▶ **Written problem**
A verbatim copy of the records is required, with all pictures left out.

* BEGIN Extracted information *

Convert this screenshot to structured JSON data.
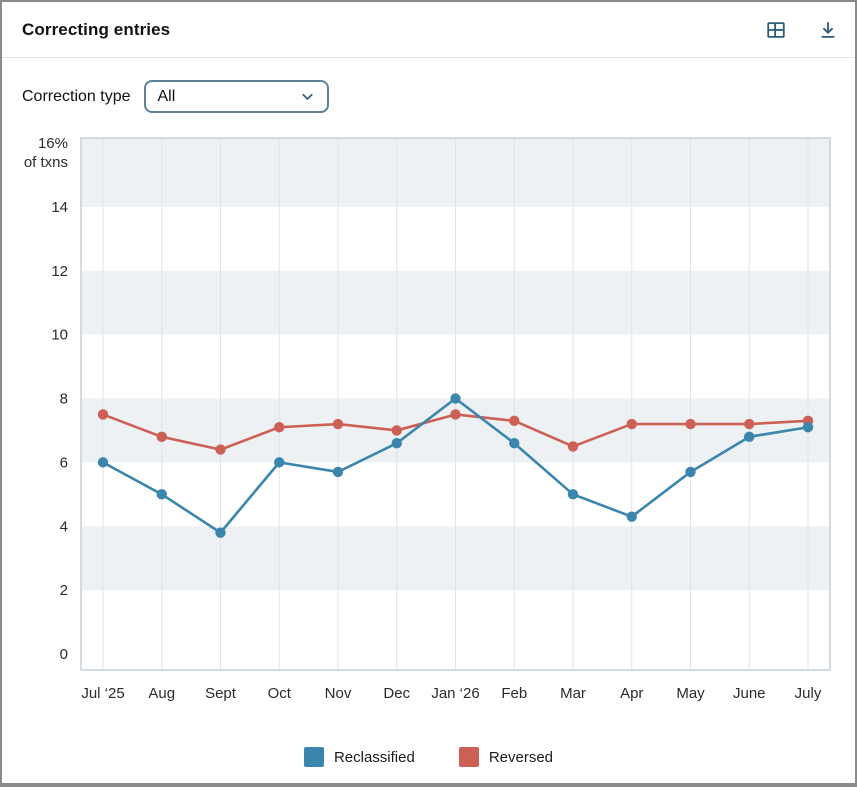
{
  "header": {
    "title": "Correcting entries",
    "icons": [
      "table-icon",
      "download-icon"
    ],
    "icon_color": "#2d5f79"
  },
  "filter": {
    "label": "Correction type",
    "value": "All",
    "chevron_icon": "chevron-down-icon"
  },
  "chart_data": {
    "type": "line",
    "title": "Correcting entries",
    "categories": [
      "Jul ‘25",
      "Aug",
      "Sept",
      "Oct",
      "Nov",
      "Dec",
      "Jan ‘26",
      "Feb",
      "Mar",
      "Apr",
      "May",
      "June",
      "July"
    ],
    "series": [
      {
        "name": "Reclassified",
        "color": "#3a86ad",
        "values": [
          6.0,
          5.0,
          3.8,
          6.0,
          5.7,
          6.6,
          8.0,
          6.6,
          5.0,
          4.3,
          5.7,
          6.8,
          7.1
        ]
      },
      {
        "name": "Reversed",
        "color": "#cd6054",
        "values": [
          7.5,
          6.8,
          6.4,
          7.1,
          7.2,
          7.0,
          7.5,
          7.3,
          6.5,
          7.2,
          7.2,
          7.2,
          7.3
        ]
      }
    ],
    "ylim": [
      0,
      16
    ],
    "yticks": [
      0,
      2,
      4,
      6,
      8,
      10,
      12,
      14,
      16
    ],
    "ytick_labels": [
      "0",
      "2",
      "4",
      "6",
      "8",
      "10",
      "12",
      "14",
      "16%"
    ],
    "y_axis_unit_note": "of txns",
    "grid": "vertical",
    "band_color": "#edf1f4",
    "gridline_color": "#dde5ea",
    "plot_border_color": "#c2d0da",
    "legend_position": "bottom"
  }
}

* END Extracted information *

▶ **Expected answer**
Convert this screenshot to structured JSON data.
{
  "header": {
    "title": "Correcting entries",
    "icons": [
      "table-icon",
      "download-icon"
    ],
    "icon_color": "#2d5f79"
  },
  "filter": {
    "label": "Correction type",
    "value": "All",
    "chevron_icon": "chevron-down-icon"
  },
  "chart_data": {
    "type": "line",
    "title": "Correcting entries",
    "categories": [
      "Jul ‘25",
      "Aug",
      "Sept",
      "Oct",
      "Nov",
      "Dec",
      "Jan ‘26",
      "Feb",
      "Mar",
      "Apr",
      "May",
      "June",
      "July"
    ],
    "series": [
      {
        "name": "Reclassified",
        "color": "#3a86ad",
        "values": [
          6.0,
          5.0,
          3.8,
          6.0,
          5.7,
          6.6,
          8.0,
          6.6,
          5.0,
          4.3,
          5.7,
          6.8,
          7.1
        ]
      },
      {
        "name": "Reversed",
        "color": "#cd6054",
        "values": [
          7.5,
          6.8,
          6.4,
          7.1,
          7.2,
          7.0,
          7.5,
          7.3,
          6.5,
          7.2,
          7.2,
          7.2,
          7.3
        ]
      }
    ],
    "ylim": [
      0,
      16
    ],
    "yticks": [
      0,
      2,
      4,
      6,
      8,
      10,
      12,
      14,
      16
    ],
    "ytick_labels": [
      "0",
      "2",
      "4",
      "6",
      "8",
      "10",
      "12",
      "14",
      "16%"
    ],
    "y_axis_unit_note": "of txns",
    "grid": "vertical",
    "band_color": "#edf1f4",
    "gridline_color": "#dde5ea",
    "plot_border_color": "#c2d0da",
    "legend_position": "bottom"
  }
}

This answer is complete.